RECORDS FOR THE TASK |
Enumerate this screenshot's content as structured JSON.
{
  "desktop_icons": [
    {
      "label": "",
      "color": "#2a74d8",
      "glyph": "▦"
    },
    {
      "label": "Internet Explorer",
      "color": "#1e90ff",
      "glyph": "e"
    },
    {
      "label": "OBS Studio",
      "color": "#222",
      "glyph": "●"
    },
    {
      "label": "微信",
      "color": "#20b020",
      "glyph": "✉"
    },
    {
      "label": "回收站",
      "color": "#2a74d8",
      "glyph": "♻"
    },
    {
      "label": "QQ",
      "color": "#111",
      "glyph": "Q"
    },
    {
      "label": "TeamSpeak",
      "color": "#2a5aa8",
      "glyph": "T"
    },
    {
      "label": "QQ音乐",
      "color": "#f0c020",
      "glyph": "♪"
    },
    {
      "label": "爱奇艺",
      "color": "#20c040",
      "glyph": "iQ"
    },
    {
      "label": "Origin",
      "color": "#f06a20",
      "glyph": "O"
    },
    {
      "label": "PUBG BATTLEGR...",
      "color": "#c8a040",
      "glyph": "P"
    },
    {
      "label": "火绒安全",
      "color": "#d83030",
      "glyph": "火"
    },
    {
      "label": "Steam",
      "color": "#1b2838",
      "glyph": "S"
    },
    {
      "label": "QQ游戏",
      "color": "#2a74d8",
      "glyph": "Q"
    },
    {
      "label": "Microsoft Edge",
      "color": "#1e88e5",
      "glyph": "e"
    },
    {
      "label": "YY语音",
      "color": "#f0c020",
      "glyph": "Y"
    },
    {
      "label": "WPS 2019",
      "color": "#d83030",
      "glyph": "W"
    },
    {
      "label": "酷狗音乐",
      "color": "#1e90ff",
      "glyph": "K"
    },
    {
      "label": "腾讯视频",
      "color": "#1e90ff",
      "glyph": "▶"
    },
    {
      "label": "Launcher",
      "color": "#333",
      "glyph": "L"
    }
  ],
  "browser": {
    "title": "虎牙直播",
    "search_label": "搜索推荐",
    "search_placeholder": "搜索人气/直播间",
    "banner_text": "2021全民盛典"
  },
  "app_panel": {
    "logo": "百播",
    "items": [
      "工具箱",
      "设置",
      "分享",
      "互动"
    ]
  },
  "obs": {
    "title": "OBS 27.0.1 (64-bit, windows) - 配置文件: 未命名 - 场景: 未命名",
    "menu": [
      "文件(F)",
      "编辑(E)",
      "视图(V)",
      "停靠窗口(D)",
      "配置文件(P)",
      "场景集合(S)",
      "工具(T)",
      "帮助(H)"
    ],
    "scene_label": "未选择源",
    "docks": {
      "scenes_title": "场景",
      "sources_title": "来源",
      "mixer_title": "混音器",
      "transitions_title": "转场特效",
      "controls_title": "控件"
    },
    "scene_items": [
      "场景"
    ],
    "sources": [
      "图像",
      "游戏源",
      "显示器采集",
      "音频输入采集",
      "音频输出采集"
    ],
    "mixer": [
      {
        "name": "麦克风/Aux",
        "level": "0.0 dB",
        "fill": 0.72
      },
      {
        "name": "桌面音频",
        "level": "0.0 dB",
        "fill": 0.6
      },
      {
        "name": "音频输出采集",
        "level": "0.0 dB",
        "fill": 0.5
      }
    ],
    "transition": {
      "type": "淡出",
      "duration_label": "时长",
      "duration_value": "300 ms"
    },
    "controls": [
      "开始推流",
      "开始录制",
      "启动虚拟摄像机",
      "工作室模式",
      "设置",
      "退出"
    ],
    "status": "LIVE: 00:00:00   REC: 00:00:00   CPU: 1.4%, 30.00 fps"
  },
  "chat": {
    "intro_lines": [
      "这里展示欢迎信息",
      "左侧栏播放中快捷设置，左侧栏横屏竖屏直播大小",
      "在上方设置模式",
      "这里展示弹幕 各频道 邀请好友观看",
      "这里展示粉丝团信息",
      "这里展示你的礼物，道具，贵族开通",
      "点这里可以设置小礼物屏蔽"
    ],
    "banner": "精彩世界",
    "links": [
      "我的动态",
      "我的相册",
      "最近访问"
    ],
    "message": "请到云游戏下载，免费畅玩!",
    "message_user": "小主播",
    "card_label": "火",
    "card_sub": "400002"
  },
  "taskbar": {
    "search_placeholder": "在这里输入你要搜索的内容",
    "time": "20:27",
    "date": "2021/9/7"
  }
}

WHAT IS NEEDED |
Select every line in the material above where the string "配置文件" occurs, and copy it.

CORRECT ANSWER |
    "title": "OBS 27.0.1 (64-bit, windows) - 配置文件: 未命名 - 场景: 未命名",
      "配置文件(P)",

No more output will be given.